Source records

┌──

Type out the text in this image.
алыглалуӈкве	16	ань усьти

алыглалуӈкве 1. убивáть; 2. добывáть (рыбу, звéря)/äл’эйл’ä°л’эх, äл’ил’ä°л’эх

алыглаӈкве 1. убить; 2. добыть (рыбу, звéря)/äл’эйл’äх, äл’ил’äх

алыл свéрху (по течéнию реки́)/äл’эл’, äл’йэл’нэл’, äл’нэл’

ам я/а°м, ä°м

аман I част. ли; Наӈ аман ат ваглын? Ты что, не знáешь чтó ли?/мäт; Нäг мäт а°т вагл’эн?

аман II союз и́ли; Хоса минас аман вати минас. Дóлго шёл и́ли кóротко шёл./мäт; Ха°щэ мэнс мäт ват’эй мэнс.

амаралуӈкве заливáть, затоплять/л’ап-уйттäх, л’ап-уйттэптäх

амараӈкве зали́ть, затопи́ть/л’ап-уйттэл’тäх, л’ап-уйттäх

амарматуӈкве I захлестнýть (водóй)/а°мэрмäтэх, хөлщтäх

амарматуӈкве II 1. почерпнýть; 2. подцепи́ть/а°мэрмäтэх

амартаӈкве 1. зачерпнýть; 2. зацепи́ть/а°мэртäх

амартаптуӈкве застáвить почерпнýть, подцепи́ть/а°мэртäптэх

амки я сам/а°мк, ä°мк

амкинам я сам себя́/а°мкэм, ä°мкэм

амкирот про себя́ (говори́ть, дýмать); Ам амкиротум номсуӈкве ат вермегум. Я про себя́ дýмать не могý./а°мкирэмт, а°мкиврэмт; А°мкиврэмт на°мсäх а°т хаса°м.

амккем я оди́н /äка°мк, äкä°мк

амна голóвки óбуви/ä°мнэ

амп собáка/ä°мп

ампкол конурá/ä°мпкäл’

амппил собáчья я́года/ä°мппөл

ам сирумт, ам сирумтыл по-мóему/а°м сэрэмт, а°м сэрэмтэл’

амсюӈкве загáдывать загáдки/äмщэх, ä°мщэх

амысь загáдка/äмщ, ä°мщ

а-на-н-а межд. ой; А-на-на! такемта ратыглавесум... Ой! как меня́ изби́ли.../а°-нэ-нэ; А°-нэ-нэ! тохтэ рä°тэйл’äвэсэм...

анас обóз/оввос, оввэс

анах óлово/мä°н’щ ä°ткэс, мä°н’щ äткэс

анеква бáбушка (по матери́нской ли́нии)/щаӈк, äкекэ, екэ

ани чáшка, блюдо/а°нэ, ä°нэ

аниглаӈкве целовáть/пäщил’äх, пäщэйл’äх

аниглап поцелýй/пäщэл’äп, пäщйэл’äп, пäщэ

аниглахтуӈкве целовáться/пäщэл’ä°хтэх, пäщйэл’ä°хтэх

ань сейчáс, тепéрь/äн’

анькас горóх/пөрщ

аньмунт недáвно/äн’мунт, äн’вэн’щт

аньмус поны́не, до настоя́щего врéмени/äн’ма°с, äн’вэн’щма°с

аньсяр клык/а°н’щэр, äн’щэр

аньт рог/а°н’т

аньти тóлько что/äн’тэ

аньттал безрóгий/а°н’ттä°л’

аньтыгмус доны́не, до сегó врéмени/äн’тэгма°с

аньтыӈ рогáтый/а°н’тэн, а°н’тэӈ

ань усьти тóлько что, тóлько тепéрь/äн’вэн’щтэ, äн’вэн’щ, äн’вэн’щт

└──

● **STATED TASK**
Reproduce each line of the material containing the word "врéмени".

● **RESPONSE FOR THIS EXERCISE**
аньмус поны́не, до настоя́щего врéмени/äн’ма°с, äн’вэн’щма°с
аньтыгмус доны́не, до сегó врéмени/äн’тэгма°с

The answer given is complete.